- [Source data]

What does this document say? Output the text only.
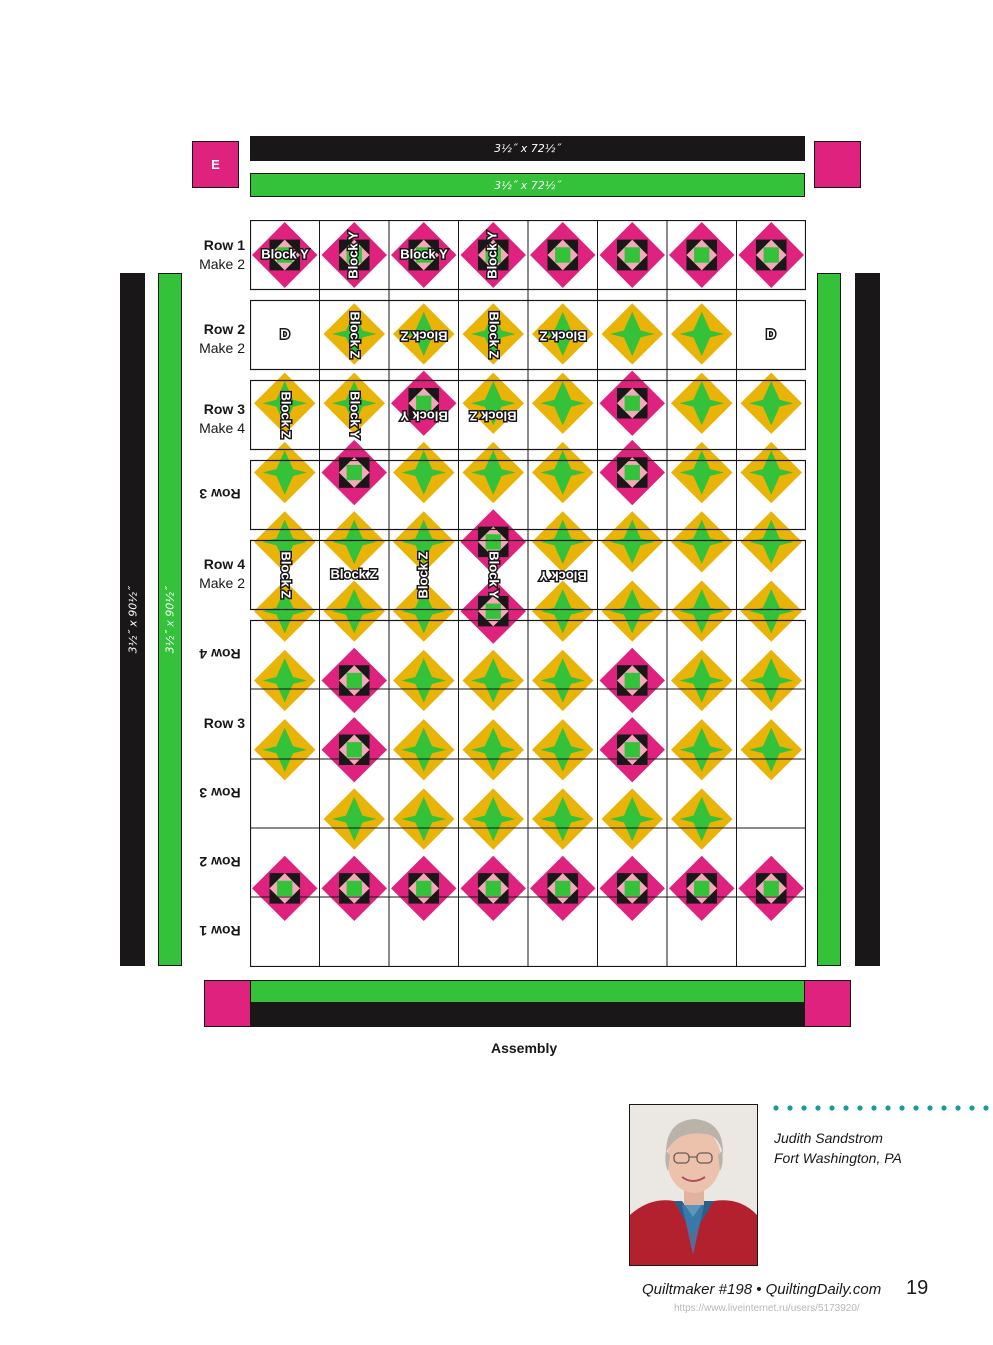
E
3½˝ x 72½˝
3½˝ x 72½˝
3½˝ x 90½˝ 3½˝ x 90½˝
Row 1
Make 2
Row 2
Make 2
Row 3
Make 4
Row 3
Row 4
Make 2
Row 4
Row 3
Row 3
Row 2
Row 1
Block Y	Block Y	Block Y	Block Y
D	Block Z	Block Z	Block Z	Block Z	D
Block Z	Block Y	Block Y Block Z
Block Z	Block Z	Block Z	Block Y	Block Y
Assembly
Judith Sandstrom
Fort Washington, PA
Quiltmaker #198 • QuiltingDaily.com 19
https://www.liveinternet.ru/users/5173920/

- [Exercise instructions]
Pull every line containing the word "Block" out of the material and copy it.

- [Task response]
Block Y	Block Y	Block Y	Block Y
D	Block Z	Block Z	Block Z	Block Z	D
Block Z	Block Y	Block Y Block Z
Block Z	Block Z	Block Z	Block Y	Block Y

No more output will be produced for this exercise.